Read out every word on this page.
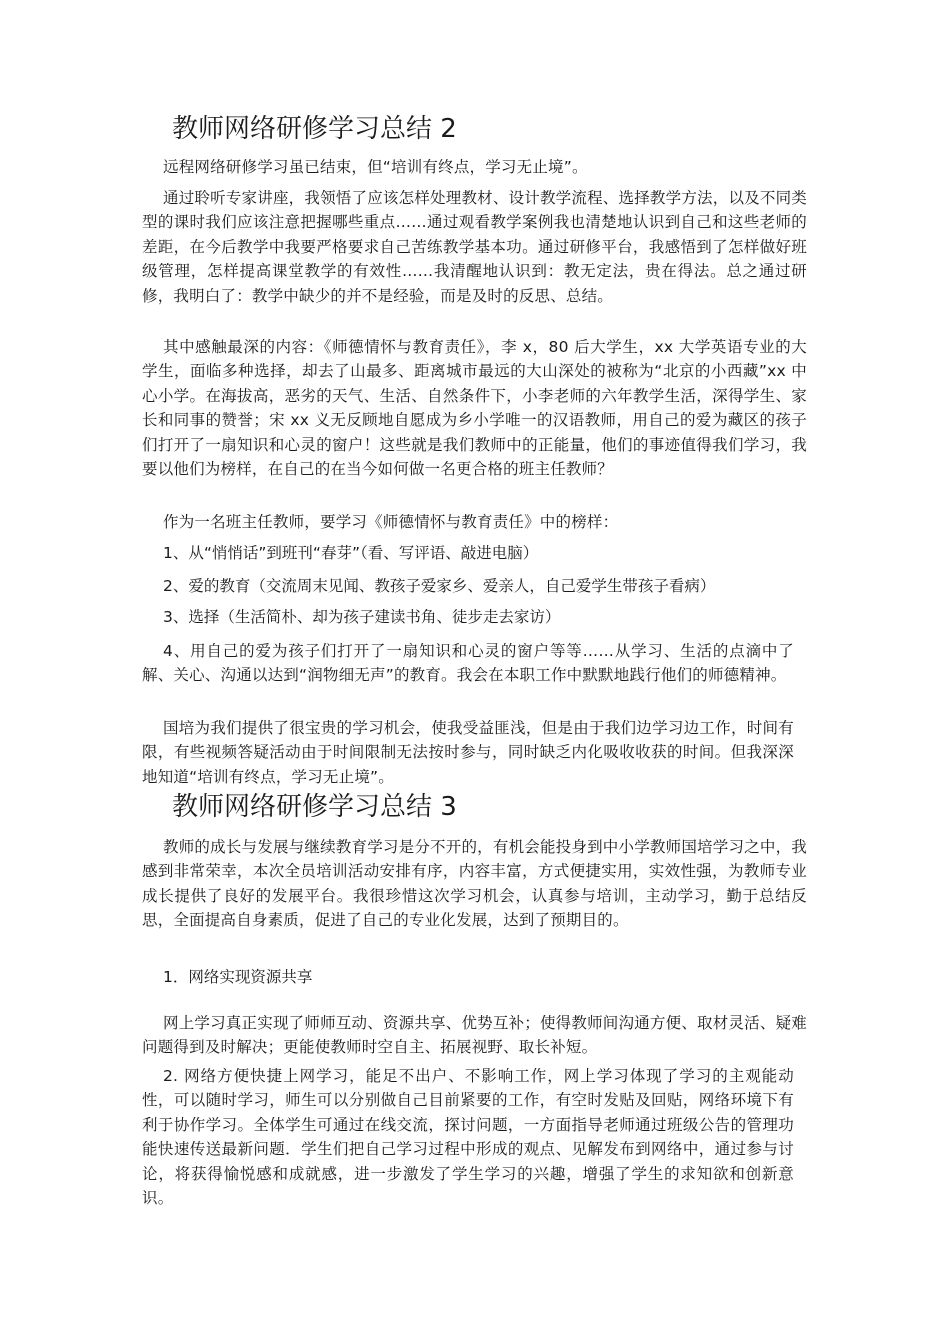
教师网络研修学习总结 2
远程网络研修学习虽已结束，但“培训有终点，学习无止境”。
通过聆听专家讲座，我领悟了应该怎样处理教材、设计教学流程、选择教学方法，以及不同类型的课时我们应该注意把握哪些重点……通过观看教学案例我也清楚地认识到自己和这些老师的差距，在今后教学中我要严格要求自己苦练教学基本功。通过研修平台，我感悟到了怎样做好班级管理，怎样提高课堂教学的有效性……我清醒地认识到：教无定法，贵在得法。总之通过研修，我明白了：教学中缺少的并不是经验，而是及时的反思、总结。
其中感触最深的内容：《师德情怀与教育责任》，李 x，80 后大学生，xx 大学英语专业的大学生，面临多种选择，却去了山最多、距离城市最远的大山深处的被称为“北京的小西藏”xx 中心小学。在海拔高，恶劣的天气、生活、自然条件下，小李老师的六年教学生活，深得学生、家长和同事的赞誉；宋 xx 义无反顾地自愿成为乡小学唯一的汉语教师，用自己的爱为藏区的孩子们打开了一扇知识和心灵的窗户！这些就是我们教师中的正能量，他们的事迹值得我们学习，我要以他们为榜样，在自己的在当今如何做一名更合格的班主任教师？
作为一名班主任教师，要学习《师德情怀与教育责任》中的榜样：
1、从“悄悄话”到班刊“春芽”（看、写评语、敲进电脑）
2、爱的教育（交流周末见闻、教孩子爱家乡、爱亲人，自己爱学生带孩子看病）
3、选择（生活简朴、却为孩子建读书角、徒步走去家访）
4、用自己的爱为孩子们打开了一扇知识和心灵的窗户等等……从学习、生活的点滴中了解、关心、沟通以达到“润物细无声”的教育。我会在本职工作中默默地践行他们的师德精神。
国培为我们提供了很宝贵的学习机会，使我受益匪浅，但是由于我们边学习边工作，时间有限，有些视频答疑活动由于时间限制无法按时参与，同时缺乏内化吸收收获的时间。但我深深地知道“培训有终点，学习无止境”。
教师网络研修学习总结 3
教师的成长与发展与继续教育学习是分不开的，有机会能投身到中小学教师国培学习之中，我感到非常荣幸，本次全员培训活动安排有序，内容丰富，方式便捷实用，实效性强，为教师专业成长提供了良好的发展平台。我很珍惜这次学习机会，认真参与培训，主动学习，勤于总结反思，全面提高自身素质，促进了自己的专业化发展，达到了预期目的。
1．网络实现资源共享
网上学习真正实现了师师互动、资源共享、优势互补；使得教师间沟通方便、取材灵活、疑难问题得到及时解决；更能使教师时空自主、拓展视野、取长补短。
2. 网络方便快捷上网学习，能足不出户、不影响工作，网上学习体现了学习的主观能动性，可以随时学习，师生可以分别做自己目前紧要的工作，有空时发贴及回贴，网络环境下有利于协作学习。全体学生可通过在线交流，探讨问题，一方面指导老师通过班级公告的管理功能快速传送最新问题．学生们把自己学习过程中形成的观点、见解发布到网络中，通过参与讨论，将获得愉悦感和成就感，进一步激发了学生学习的兴趣，增强了学生的求知欲和创新意识。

#####

In the records above, find each line holding "学习无止境" and copy it.

■ Full response ■
远程网络研修学习虽已结束，但“培训有终点，学习无止境”。
国培为我们提供了很宝贵的学习机会，使我受益匪浅，但是由于我们边学习边工作，时间有限，有些视频答疑活动由于时间限制无法按时参与，同时缺乏内化吸收收获的时间。但我深深地知道“培训有终点，学习无止境”。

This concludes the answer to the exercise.